_OBJECTIVE_.
Each line below should be retyped exactly, with no pictures.

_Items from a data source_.
▽

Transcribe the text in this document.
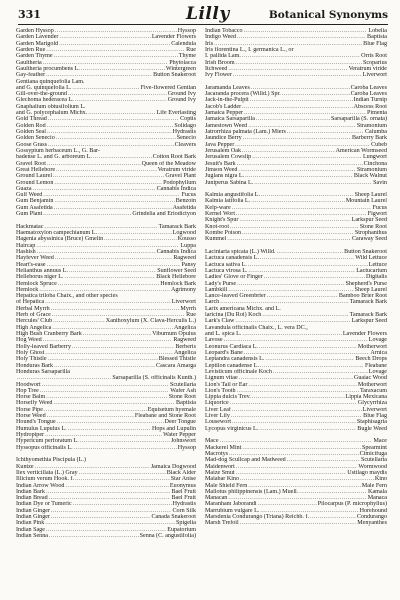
331	Lilly	Botanical Synonyms
Garden Hyssop .....	Hyssop
Garden Lavender .....	Lavender Flowers
Garden Marigold .....	Calendula
Garden Rue .....	Rue
Garden Thyme .....	Thyme
Gaultheria .....	Phytolacca
Gaultheria procumbens L. .....	Wintergreen
Gay-feather .....	Button Snakeroot
Gentiana quinquefolia Lam.
and G. quinquefolia L. .....	Five-flowered Gentian
Gill-over-the-ground .....	Ground Ivy
Glechoma hederacea L. .....	Ground Ivy
Gnaphalium obtusifolium L.
and G. polycephalum Michx. .....	Life Everlasting
Gold Thread .....	Coptis
Golden Rod .....	Solidago
Golden Seal .....	Hydrastis
Golden Senecio .....	Senecio
Goose Grass .....	Cleavers
Gossypium herbaceum L., G. Bar-
badense L. and G. arboreum L. .....	Cotton Root Bark
Gravel Root .....	Queen of the Meadow
Great Hellebore .....	Veratrum viride
Ground Laurel .....	Gravel Plant
Ground Lemon .....	Podophyllum
Guaza .....	Cannabis Indica
Gulf Weed .....	Fucus
Gum Benjamin .....	Benzoin
Gum Asafetida .....	Asafetida
Gum Plant .....	Grindelia and Eriodictyon
Hackmatac .....	Tamarack Bark
Haematoxylon campechianum L. .....	Logwood
Hagenia abyssinica (Bruce) Gmelin .....	Kousso
Haircap .....	Luppa
Hashish .....	Cannabis Indica
Hayfever Weed .....	Ragweed
Heart's-ease .....	Pansy
Helianthus annuus L. .....	Sunflower Seed
Helleborus niger L. .....	Black Hellebore
Hemlock Spruce .....	Hemlock Bark
Hemlock .....	Agrimony
Hepatica triloba Chaix., and other species
of Hepatica .....	Liverwort
Herbal Myrrh .....	Myrrh
Herb of Grace .....	Rue
Hercules' Club .....	Xanthoxylum (X. Clava-Herculis L.)
High Angelica .....	Angelica
High Bush Cranberry Bark .....	Viburnum Opulus
Hog Weed .....	Ragweed
Holly-leaved Barberry .....	Berberis
Holy Ghost .....	Angelica
Holy Thistle .....	Blessed Thistle
Honduras Bark .....	Cascara Amarga
Honduras Sarsaparilla
.....
Sarsaparilla (S. officinalis Kunth.)
Hoodwort .....	Scutellaria
Hop Tree .....	Wafer Ash
Horse Balm .....	Stone Root
Horsefly Weed .....	Baptisia
Horse Pipe .....	Equisetum hyemale
Horse Weed .....	Fleabane and Stone Root
Hound's Tongue .....	Deer Tongue
Humulus Lupulus L. .....	Hops and Lupulin
Hydropiper .....	Water Pepper
Hypericum perforatum L. .....	Johnswort
Hyssopus officinalis L. .....	Hyssop
Ichthyomethia Piscipula (L.)
Kuntze .....	Jamaica Dogwood
Ilex verticillata (L.) Gray .....	Black Alder
Illicium verum Hook. f. .....	Star Anise
Indian Arrow Wood .....	Euonymus
Indian Bark .....	Bael Fruit
Indian Bread .....	Bael Fruit
Indian Dye or Tumeric .....	Hydrastis
Indian Ginger .....	Corn Silk
Indian Ginger .....	Canada Snakeroot
Indian Pink .....	Spigelia
Indian Sage .....	Eupatorium
Indian Senna .....	Senna (C. angustifolia)
Indian Tobacco .....	Lobelia
Indigo Weed .....	Baptisia
Iris .....	Blue Flag
Iris florentina L., I. germanica L., or
I. pallida Lam. .....	Orris Root
Irish Broom .....	Scoparius
Itchweed .....	Veratrum viride
Ivy Flower .....	Liverwort
Jaramanda Leaves .....	Caroba Leaves
Jacaranda procera (Willd.) Spr. .....	Caroba Leaves
Jack-in-the-Pulpit .....	Indian Turnip
Jacob's Ladder .....	Abscess Root
Jamaica Pepper .....	Pimenta
Jamaica Sarsaparilla .....	Sarsaparilla (S. ornata)
Jamestown Weed .....	Stramonium
Jatrorrhiza palmata (Lam.) Miers .....	Calumba
Jaundice Berry .....	Barberry Bark
Java Pepper .....	Cubeb
Jerusalem Oak .....	American Wormseed
Jerusalem Cowslip .....	Lungwort
Jesuit's Bark .....	Cinchona
Jimson Weed .....	Stramonium
Juglans nigra L. .....	Black Walnut
Juniperus Sabina L. .....	Savin
Kalmia angustifolia L. .....	Sheep Laurel
Kalmia latifolia L. .....	Mountain Laurel
Kelp-ware .....	Fucus
Kernel Wort .....	Figwort
Knight's Spur .....	Larkspur Seed
Knot-root .....	Stone Root
Kombe Poison .....	Strophanthus
Kummel .....	Caraway Seed
Laciniaria spicata (L.) Willd. .....	Button Snakeroot
Lactuca canadensis L. .....	Wild Lettuce
Lactuca sativa L. .....	Lettuce
Lactuca virosa L. .....	Lactucarium
Ladies' Glove or Finger .....	Digitalis
Lady's Purse .....	Shepherd's Purse
Lambkill .....	Sheep Laurel
Lance-leaved Greenbrier .....	Bamboo Brier Root
Larch .....	Tamarack Bark
Larix americana Michx. and L.
laricina (Du Roi) Koch .....	Tamarack Bark
Lark's Claw .....	Larkspur Seed
Lavandula officinalis Chaix., L. vera DC.,
and L. spica L. .....	Lavender Flowers
Lavose .....	Lovage
Leonurus Cardiaca L. .....	Motherwort
Leopard's Bane .....	Arnica
Leptandra canadensis L. .....	Beech Drops
Leptilon canadense L. .....	Fleabane
Levisticum officinale Koch .....	Lovage
Lignum vitae .....	Guaiac Wood
Lion's Tail or Ear .....	Motherwort
Lion's Tooth .....	Taraxacum
Lippia dulcis Trev. .....	Lippia Mexicana
Liquorice .....	Glycyrrhiza
Liver Leaf .....	Liverwort
Liver Lily .....	Blue Flag
Lousewort .....	Staphisagria
Lycopus virginicus L. .....	Bugle Weed
Mace .....	Mace
Mackerel Mint .....	Spearmint
Macrotys .....	Cimicifuga
Mad-dog Scullcap and Madweed .....	Scutellaria
Maidenwort .....	Wormwood
Maize Smut .....	Ustilago maydis
Malabar Kino .....	Kino
Male Shield Fern .....	Male Fern
Mallotus philippinensis (Lam.) Muell. .....	Kamala
Manacan .....	Manaca
Maranham Jaborandi .....	Pilocarpus (P. microphyllus)
Marrubium vulgare L. .....	Horehound
Marsdenia Condurango (Triana) Reichb. f. .....	Condurango
Marsh Trefoil .....	Menyanthes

△

_COMPLETED EXERCISE_.
Transcribe the text in this document.
331	Lilly	Botanical Synonyms
Garden Hyssop .....	Hyssop
Garden Lavender .....	Lavender Flowers
Garden Marigold .....	Calendula
Garden Rue .....	Rue
Garden Thyme .....	Thyme
Gaultheria .....	Phytolacca
Gaultheria procumbens L. .....	Wintergreen
Gay-feather .....	Button Snakeroot
Gentiana quinquefolia Lam.
and G. quinquefolia L. .....	Five-flowered Gentian
Gill-over-the-ground .....	Ground Ivy
Glechoma hederacea L. .....	Ground Ivy
Gnaphalium obtusifolium L.
and G. polycephalum Michx. .....	Life Everlasting
Gold Thread .....	Coptis
Golden Rod .....	Solidago
Golden Seal .....	Hydrastis
Golden Senecio .....	Senecio
Goose Grass .....	Cleavers
Gossypium herbaceum L., G. Bar-
badense L. and G. arboreum L. .....	Cotton Root Bark
Gravel Root .....	Queen of the Meadow
Great Hellebore .....	Veratrum viride
Ground Laurel .....	Gravel Plant
Ground Lemon .....	Podophyllum
Guaza .....	Cannabis Indica
Gulf Weed .....	Fucus
Gum Benjamin .....	Benzoin
Gum Asafetida .....	Asafetida
Gum Plant .....	Grindelia and Eriodictyon
Hackmatac .....	Tamarack Bark
Haematoxylon campechianum L. .....	Logwood
Hagenia abyssinica (Bruce) Gmelin .....	Kousso
Haircap .....	Luppa
Hashish .....	Cannabis Indica
Hayfever Weed .....	Ragweed
Heart's-ease .....	Pansy
Helianthus annuus L. .....	Sunflower Seed
Helleborus niger L. .....	Black Hellebore
Hemlock Spruce .....	Hemlock Bark
Hemlock .....	Agrimony
Hepatica triloba Chaix., and other species
of Hepatica .....	Liverwort
Herbal Myrrh .....	Myrrh
Herb of Grace .....	Rue
Hercules' Club .....	Xanthoxylum (X. Clava-Herculis L.)
High Angelica .....	Angelica
High Bush Cranberry Bark .....	Viburnum Opulus
Hog Weed .....	Ragweed
Holly-leaved Barberry .....	Berberis
Holy Ghost .....	Angelica
Holy Thistle .....	Blessed Thistle
Honduras Bark .....	Cascara Amarga
Honduras Sarsaparilla
.....
Sarsaparilla (S. officinalis Kunth.)
Hoodwort .....	Scutellaria
Hop Tree .....	Wafer Ash
Horse Balm .....	Stone Root
Horsefly Weed .....	Baptisia
Horse Pipe .....	Equisetum hyemale
Horse Weed .....	Fleabane and Stone Root
Hound's Tongue .....	Deer Tongue
Humulus Lupulus L. .....	Hops and Lupulin
Hydropiper .....	Water Pepper
Hypericum perforatum L. .....	Johnswort
Hyssopus officinalis L. .....	Hyssop
Ichthyomethia Piscipula (L.)
Kuntze .....	Jamaica Dogwood
Ilex verticillata (L.) Gray .....	Black Alder
Illicium verum Hook. f. .....	Star Anise
Indian Arrow Wood .....	Euonymus
Indian Bark .....	Bael Fruit
Indian Bread .....	Bael Fruit
Indian Dye or Tumeric .....	Hydrastis
Indian Ginger .....	Corn Silk
Indian Ginger .....	Canada Snakeroot
Indian Pink .....	Spigelia
Indian Sage .....	Eupatorium
Indian Senna .....	Senna (C. angustifolia)
Indian Tobacco .....	Lobelia
Indigo Weed .....	Baptisia
Iris .....	Blue Flag
Iris florentina L., I. germanica L., or
I. pallida Lam. .....	Orris Root
Irish Broom .....	Scoparius
Itchweed .....	Veratrum viride
Ivy Flower .....	Liverwort
Jaramanda Leaves .....	Caroba Leaves
Jacaranda procera (Willd.) Spr. .....	Caroba Leaves
Jack-in-the-Pulpit .....	Indian Turnip
Jacob's Ladder .....	Abscess Root
Jamaica Pepper .....	Pimenta
Jamaica Sarsaparilla .....	Sarsaparilla (S. ornata)
Jamestown Weed .....	Stramonium
Jatrorrhiza palmata (Lam.) Miers .....	Calumba
Jaundice Berry .....	Barberry Bark
Java Pepper .....	Cubeb
Jerusalem Oak .....	American Wormseed
Jerusalem Cowslip .....	Lungwort
Jesuit's Bark .....	Cinchona
Jimson Weed .....	Stramonium
Juglans nigra L. .....	Black Walnut
Juniperus Sabina L. .....	Savin
Kalmia angustifolia L. .....	Sheep Laurel
Kalmia latifolia L. .....	Mountain Laurel
Kelp-ware .....	Fucus
Kernel Wort .....	Figwort
Knight's Spur .....	Larkspur Seed
Knot-root .....	Stone Root
Kombe Poison .....	Strophanthus
Kummel .....	Caraway Seed
Laciniaria spicata (L.) Willd. .....	Button Snakeroot
Lactuca canadensis L. .....	Wild Lettuce
Lactuca sativa L. .....	Lettuce
Lactuca virosa L. .....	Lactucarium
Ladies' Glove or Finger .....	Digitalis
Lady's Purse .....	Shepherd's Purse
Lambkill .....	Sheep Laurel
Lance-leaved Greenbrier .....	Bamboo Brier Root
Larch .....	Tamarack Bark
Larix americana Michx. and L.
laricina (Du Roi) Koch .....	Tamarack Bark
Lark's Claw .....	Larkspur Seed
Lavandula officinalis Chaix., L. vera DC.,
and L. spica L. .....	Lavender Flowers
Lavose .....	Lovage
Leonurus Cardiaca L. .....	Motherwort
Leopard's Bane .....	Arnica
Leptandra canadensis L. .....	Beech Drops
Leptilon canadense L. .....	Fleabane
Levisticum officinale Koch .....	Lovage
Lignum vitae .....	Guaiac Wood
Lion's Tail or Ear .....	Motherwort
Lion's Tooth .....	Taraxacum
Lippia dulcis Trev. .....	Lippia Mexicana
Liquorice .....	Glycyrrhiza
Liver Leaf .....	Liverwort
Liver Lily .....	Blue Flag
Lousewort .....	Staphisagria
Lycopus virginicus L. .....	Bugle Weed
Mace .....	Mace
Mackerel Mint .....	Spearmint
Macrotys .....	Cimicifuga
Mad-dog Scullcap and Madweed .....	Scutellaria
Maidenwort .....	Wormwood
Maize Smut .....	Ustilago maydis
Malabar Kino .....	Kino
Male Shield Fern .....	Male Fern
Mallotus philippinensis (Lam.) Muell. .....	Kamala
Manacan .....	Manaca
Maranham Jaborandi .....	Pilocarpus (P. microphyllus)
Marrubium vulgare L. .....	Horehound
Marsdenia Condurango (Triana) Reichb. f. .....	Condurango
Marsh Trefoil .....	Menyanthes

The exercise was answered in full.